Quote all of the data exactly as given. Skip every picture it contains.
--- Start of RECORD SET ---
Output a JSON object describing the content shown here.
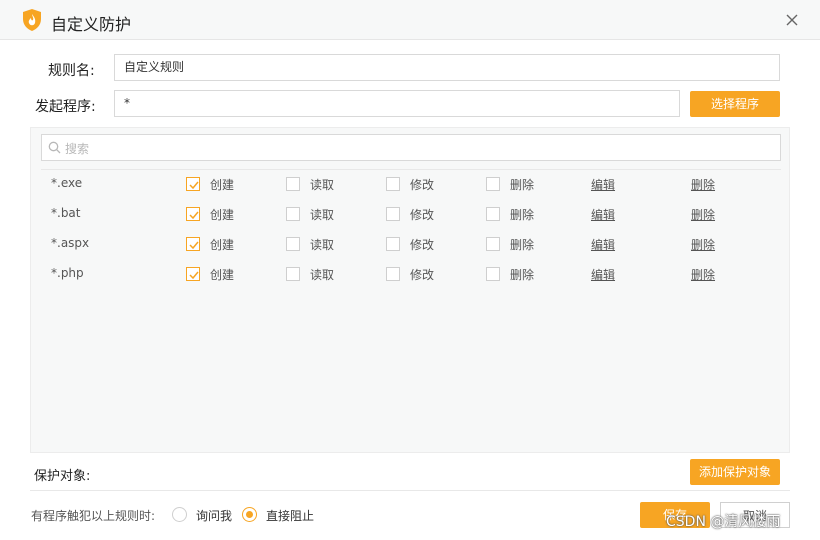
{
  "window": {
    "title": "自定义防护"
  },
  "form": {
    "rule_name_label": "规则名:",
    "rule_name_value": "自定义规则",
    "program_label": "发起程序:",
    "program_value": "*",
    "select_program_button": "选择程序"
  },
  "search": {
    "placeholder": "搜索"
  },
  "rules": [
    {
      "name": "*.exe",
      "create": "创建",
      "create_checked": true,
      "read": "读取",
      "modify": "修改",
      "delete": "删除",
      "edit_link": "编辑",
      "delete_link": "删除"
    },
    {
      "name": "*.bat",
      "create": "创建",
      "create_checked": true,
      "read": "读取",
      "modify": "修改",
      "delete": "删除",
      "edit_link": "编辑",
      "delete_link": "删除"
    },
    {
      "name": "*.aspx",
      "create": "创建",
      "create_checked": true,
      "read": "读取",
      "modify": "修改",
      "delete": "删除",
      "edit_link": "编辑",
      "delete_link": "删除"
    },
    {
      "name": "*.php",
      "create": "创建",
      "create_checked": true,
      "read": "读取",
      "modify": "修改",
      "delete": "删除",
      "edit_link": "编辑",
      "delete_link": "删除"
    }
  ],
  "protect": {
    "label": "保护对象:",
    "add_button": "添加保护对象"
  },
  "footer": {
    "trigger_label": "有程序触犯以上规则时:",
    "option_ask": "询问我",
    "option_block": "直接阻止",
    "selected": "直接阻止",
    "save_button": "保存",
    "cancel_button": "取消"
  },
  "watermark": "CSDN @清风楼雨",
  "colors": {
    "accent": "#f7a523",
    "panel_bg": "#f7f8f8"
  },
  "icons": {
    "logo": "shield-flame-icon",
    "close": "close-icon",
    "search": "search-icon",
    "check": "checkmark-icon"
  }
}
--- End of RECORD SET ---
## ANSWER IN FULL
Output a JSON object describing the content shown here.
{
  "window": {
    "title": "自定义防护"
  },
  "form": {
    "rule_name_label": "规则名:",
    "rule_name_value": "自定义规则",
    "program_label": "发起程序:",
    "program_value": "*",
    "select_program_button": "选择程序"
  },
  "search": {
    "placeholder": "搜索"
  },
  "rules": [
    {
      "name": "*.exe",
      "create": "创建",
      "create_checked": true,
      "read": "读取",
      "modify": "修改",
      "delete": "删除",
      "edit_link": "编辑",
      "delete_link": "删除"
    },
    {
      "name": "*.bat",
      "create": "创建",
      "create_checked": true,
      "read": "读取",
      "modify": "修改",
      "delete": "删除",
      "edit_link": "编辑",
      "delete_link": "删除"
    },
    {
      "name": "*.aspx",
      "create": "创建",
      "create_checked": true,
      "read": "读取",
      "modify": "修改",
      "delete": "删除",
      "edit_link": "编辑",
      "delete_link": "删除"
    },
    {
      "name": "*.php",
      "create": "创建",
      "create_checked": true,
      "read": "读取",
      "modify": "修改",
      "delete": "删除",
      "edit_link": "编辑",
      "delete_link": "删除"
    }
  ],
  "protect": {
    "label": "保护对象:",
    "add_button": "添加保护对象"
  },
  "footer": {
    "trigger_label": "有程序触犯以上规则时:",
    "option_ask": "询问我",
    "option_block": "直接阻止",
    "selected": "直接阻止",
    "save_button": "保存",
    "cancel_button": "取消"
  },
  "watermark": "CSDN @清风楼雨",
  "colors": {
    "accent": "#f7a523",
    "panel_bg": "#f7f8f8"
  },
  "icons": {
    "logo": "shield-flame-icon",
    "close": "close-icon",
    "search": "search-icon",
    "check": "checkmark-icon"
  }
}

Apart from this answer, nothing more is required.